[Entries supplied]:

>>>

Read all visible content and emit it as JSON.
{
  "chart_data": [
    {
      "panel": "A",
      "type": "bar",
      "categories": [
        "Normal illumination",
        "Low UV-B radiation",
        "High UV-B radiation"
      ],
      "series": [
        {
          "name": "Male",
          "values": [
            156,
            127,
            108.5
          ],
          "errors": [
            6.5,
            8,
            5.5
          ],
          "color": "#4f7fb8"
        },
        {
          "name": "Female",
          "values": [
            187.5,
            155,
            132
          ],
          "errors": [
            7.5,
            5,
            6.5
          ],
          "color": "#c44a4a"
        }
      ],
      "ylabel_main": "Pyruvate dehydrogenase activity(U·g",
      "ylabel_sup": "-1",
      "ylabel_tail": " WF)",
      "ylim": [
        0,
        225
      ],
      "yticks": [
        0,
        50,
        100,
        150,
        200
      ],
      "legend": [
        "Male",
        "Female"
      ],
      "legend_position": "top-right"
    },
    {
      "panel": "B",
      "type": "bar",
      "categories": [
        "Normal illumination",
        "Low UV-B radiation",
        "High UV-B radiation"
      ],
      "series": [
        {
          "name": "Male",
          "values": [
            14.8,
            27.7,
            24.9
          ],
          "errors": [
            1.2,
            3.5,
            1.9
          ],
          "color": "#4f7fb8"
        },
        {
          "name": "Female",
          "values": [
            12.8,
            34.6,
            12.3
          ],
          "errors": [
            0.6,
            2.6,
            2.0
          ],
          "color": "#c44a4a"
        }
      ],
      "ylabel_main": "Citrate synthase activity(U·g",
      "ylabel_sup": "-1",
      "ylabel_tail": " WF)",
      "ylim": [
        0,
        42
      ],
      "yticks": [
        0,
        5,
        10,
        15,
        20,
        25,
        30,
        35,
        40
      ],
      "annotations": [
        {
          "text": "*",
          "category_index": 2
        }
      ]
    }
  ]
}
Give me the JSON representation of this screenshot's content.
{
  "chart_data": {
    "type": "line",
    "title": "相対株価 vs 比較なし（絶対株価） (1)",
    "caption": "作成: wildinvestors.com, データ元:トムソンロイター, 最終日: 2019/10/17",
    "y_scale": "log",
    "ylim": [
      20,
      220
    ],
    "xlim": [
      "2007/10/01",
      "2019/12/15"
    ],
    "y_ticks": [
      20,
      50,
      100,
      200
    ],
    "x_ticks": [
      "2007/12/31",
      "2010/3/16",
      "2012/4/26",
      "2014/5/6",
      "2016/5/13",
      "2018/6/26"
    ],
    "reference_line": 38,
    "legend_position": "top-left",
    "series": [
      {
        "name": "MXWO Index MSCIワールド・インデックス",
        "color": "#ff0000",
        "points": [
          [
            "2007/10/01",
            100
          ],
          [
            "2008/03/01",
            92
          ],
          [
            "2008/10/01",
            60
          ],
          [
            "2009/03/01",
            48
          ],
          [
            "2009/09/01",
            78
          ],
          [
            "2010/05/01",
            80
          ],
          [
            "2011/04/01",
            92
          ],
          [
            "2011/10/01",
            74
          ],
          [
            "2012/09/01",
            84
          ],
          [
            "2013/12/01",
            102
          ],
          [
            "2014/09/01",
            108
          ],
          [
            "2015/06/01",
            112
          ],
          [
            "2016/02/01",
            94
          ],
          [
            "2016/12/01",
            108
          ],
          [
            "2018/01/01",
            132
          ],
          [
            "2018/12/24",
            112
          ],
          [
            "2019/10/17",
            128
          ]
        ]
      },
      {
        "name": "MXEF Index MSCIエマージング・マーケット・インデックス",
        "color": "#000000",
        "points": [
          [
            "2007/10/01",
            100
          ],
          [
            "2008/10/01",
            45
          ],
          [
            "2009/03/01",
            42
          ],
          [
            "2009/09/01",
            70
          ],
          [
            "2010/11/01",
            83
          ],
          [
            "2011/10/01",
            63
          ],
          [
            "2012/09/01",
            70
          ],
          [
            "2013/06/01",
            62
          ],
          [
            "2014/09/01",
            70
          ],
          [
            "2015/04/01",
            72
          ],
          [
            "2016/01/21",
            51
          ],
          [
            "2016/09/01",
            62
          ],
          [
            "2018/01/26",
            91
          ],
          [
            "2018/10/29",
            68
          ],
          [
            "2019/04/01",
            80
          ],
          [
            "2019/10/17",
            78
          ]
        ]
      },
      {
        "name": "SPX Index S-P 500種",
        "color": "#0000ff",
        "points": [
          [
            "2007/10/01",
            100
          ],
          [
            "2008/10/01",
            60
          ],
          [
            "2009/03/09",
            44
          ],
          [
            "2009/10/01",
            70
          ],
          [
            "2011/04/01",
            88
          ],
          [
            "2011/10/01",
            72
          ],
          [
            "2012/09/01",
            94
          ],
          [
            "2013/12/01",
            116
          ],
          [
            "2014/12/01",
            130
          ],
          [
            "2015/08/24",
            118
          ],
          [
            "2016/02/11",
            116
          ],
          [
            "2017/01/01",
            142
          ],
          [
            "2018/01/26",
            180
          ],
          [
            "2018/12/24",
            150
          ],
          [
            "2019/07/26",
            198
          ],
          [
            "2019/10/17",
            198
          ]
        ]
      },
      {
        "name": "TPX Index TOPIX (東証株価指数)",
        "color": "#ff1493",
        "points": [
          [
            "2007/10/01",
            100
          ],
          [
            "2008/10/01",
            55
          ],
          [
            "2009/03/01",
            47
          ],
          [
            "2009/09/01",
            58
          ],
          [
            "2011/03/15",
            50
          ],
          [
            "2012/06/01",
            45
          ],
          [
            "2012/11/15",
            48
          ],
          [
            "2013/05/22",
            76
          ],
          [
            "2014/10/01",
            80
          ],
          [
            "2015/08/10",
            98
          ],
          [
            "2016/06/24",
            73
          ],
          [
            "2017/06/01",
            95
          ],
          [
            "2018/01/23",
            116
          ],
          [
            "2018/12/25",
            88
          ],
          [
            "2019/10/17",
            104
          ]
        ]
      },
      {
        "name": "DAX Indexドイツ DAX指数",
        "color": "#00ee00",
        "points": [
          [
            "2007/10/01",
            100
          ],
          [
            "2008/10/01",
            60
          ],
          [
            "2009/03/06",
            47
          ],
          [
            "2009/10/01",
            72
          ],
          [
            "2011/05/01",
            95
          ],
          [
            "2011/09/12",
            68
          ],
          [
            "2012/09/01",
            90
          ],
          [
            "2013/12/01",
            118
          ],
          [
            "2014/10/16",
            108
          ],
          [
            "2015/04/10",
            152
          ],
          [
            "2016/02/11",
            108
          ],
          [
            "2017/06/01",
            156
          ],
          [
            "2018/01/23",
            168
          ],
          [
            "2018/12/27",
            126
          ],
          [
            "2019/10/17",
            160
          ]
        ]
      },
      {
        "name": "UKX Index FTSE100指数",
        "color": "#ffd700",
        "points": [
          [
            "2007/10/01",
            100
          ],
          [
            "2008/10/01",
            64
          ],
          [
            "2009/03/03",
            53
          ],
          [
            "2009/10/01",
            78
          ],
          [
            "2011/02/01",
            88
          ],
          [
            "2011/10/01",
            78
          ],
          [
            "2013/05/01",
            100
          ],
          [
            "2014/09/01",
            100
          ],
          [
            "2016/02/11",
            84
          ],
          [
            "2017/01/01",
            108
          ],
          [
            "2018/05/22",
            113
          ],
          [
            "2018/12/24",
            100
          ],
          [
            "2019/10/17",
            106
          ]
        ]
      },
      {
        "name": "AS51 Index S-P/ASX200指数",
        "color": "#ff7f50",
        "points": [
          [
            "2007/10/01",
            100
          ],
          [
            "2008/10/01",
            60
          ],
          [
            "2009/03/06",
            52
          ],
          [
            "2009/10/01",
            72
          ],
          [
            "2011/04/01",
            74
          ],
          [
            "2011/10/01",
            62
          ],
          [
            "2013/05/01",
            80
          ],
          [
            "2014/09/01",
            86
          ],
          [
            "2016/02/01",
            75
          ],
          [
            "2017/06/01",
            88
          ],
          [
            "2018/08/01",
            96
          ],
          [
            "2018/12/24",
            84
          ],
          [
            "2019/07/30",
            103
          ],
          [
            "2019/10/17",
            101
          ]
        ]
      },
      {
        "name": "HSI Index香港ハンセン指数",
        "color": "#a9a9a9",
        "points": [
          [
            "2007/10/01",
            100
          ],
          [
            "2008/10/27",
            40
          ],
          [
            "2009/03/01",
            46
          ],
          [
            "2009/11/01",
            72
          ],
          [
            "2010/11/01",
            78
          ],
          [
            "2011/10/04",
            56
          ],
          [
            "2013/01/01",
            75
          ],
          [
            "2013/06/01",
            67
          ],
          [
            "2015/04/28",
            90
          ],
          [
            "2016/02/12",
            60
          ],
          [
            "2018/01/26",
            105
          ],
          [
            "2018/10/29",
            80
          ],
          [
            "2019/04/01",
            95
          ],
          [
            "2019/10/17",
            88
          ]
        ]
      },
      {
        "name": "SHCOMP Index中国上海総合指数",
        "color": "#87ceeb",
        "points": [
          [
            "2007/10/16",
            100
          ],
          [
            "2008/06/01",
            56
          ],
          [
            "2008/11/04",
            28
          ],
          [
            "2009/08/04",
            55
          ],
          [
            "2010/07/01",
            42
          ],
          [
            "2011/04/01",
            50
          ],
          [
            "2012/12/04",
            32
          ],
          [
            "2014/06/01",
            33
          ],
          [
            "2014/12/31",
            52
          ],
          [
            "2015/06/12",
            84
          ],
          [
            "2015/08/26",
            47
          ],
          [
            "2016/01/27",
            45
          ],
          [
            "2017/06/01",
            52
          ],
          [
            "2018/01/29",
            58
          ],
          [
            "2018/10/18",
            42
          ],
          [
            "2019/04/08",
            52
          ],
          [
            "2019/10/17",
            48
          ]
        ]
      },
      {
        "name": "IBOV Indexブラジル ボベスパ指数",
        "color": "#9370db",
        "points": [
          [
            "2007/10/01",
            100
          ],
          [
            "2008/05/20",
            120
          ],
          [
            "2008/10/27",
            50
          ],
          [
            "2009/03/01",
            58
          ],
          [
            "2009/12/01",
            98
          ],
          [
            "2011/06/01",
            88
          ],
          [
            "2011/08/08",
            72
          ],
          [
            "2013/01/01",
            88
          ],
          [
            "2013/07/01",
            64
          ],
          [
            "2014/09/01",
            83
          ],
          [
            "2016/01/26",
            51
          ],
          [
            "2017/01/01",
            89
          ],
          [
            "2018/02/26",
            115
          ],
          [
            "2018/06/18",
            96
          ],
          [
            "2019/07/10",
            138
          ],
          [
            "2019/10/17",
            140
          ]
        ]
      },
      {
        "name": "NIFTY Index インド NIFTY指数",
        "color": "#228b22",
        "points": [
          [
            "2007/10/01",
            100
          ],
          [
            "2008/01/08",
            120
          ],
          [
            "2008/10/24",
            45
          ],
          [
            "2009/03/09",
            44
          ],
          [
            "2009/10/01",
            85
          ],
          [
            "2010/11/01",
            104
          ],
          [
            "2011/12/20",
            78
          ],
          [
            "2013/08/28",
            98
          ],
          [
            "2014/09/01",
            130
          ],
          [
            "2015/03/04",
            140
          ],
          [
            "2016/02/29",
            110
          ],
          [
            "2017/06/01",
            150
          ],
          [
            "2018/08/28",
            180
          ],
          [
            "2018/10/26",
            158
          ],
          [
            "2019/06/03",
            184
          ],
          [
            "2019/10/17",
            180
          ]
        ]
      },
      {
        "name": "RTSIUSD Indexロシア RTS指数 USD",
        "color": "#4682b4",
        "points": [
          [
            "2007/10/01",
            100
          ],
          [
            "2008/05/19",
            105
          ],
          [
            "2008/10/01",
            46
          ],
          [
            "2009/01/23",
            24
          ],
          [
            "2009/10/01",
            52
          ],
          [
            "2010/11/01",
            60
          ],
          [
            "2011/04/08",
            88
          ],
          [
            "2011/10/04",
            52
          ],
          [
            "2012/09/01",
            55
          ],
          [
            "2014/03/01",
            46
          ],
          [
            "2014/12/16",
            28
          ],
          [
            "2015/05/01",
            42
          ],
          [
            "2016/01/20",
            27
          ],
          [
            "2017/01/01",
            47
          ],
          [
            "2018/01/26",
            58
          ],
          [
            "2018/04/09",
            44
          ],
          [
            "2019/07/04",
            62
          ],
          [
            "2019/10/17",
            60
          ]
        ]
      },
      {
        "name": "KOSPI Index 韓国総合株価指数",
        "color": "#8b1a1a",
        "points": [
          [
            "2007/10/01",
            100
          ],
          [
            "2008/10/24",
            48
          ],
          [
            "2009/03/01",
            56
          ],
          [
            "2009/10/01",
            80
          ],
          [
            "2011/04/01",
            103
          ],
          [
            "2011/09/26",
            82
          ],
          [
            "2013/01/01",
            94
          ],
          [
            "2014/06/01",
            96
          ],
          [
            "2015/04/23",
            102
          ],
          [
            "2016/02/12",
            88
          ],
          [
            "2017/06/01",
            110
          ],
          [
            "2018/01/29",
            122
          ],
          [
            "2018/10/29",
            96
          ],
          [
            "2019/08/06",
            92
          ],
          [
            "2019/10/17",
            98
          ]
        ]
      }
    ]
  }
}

<<<

[Set problem]: Locate all lines in the listing above with the word "JSON" and copy them.

[The reply]:
Read all visible content and emit it as JSON.
Give me the JSON representation of this screenshot's content.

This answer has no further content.